**Exercise objective:**
Below are some entries. Work out how many of their lines hold the word "романтик", and write that number alone.

**Data to process:**
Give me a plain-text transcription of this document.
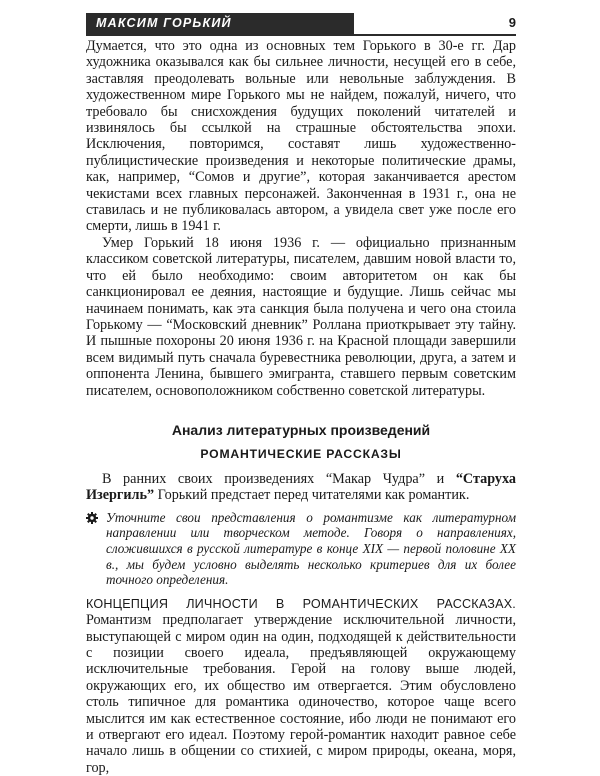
МАКСИМ ГОРЬКИЙ	9

Думается, что это одна из основных тем Горького в 30-е гг. Дар художника оказывался как бы сильнее личности, несущей его в себе, заставляя преодолевать вольные или невольные заблуждения. В художественном мире Горького мы не найдем, пожалуй, ничего, что требовало бы снисхождения будущих поколений читателей и извинялось бы ссылкой на страшные обстоятельства эпохи. Исключения, повторимся, составят лишь художественно-публицистические произведения и некоторые политические драмы, как, например, “Сомов и другие”, которая заканчивается арестом чекистами всех главных персонажей. Законченная в 1931 г., она не ставилась и не публиковалась автором, а увидела свет уже после его смерти, лишь в 1941 г.

Умер Горький 18 июня 1936 г. — официально признанным классиком советской литературы, писателем, давшим новой власти то, что ей было необходимо: своим авторитетом он как бы санкционировал ее деяния, настоящие и будущие. Лишь сейчас мы начинаем понимать, как эта санкция была получена и чего она стоила Горькому — “Московский дневник” Роллана приоткрывает эту тайну. И пышные похороны 20 июня 1936 г. на Красной площади завершили всем видимый путь сначала буревестника революции, друга, а затем и оппонента Ленина, бывшего эмигранта, ставшего первым советским писателем, основоположником собственно советской литературы.

Анализ литературных произведений
РОМАНТИЧЕСКИЕ РАССКАЗЫ

В ранних своих произведениях “Макар Чудра” и “Старуха Изергиль” Горький предстает перед читателями как романтик.

Уточните свои представления о романтизме как литературном направлении или творческом методе. Говоря о направлениях, сложившихся в русской литературе в конце XIX — первой половине XX в., мы будем условно выделять несколько критериев для их более точного определения.

КОНЦЕПЦИЯ ЛИЧНОСТИ В РОМАНТИЧЕСКИХ РАССКАЗАХ. Романтизм предполагает утверждение исключительной личности, выступающей с миром один на один, подходящей к действительности с позиции своего идеала, предъявляющей окружающему исключительные требования. Герой на голову выше людей, окружающих его, их общество им отвергается. Этим обусловлено столь типичное для романтика одиночество, которое чаще всего мыслится им как естественное состояние, ибо люди не понимают его и отвергают его идеал. Поэтому герой-романтик находит равное себе начало лишь в общении со стихией, с миром природы, океана, моря, гор,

**Written response:**
2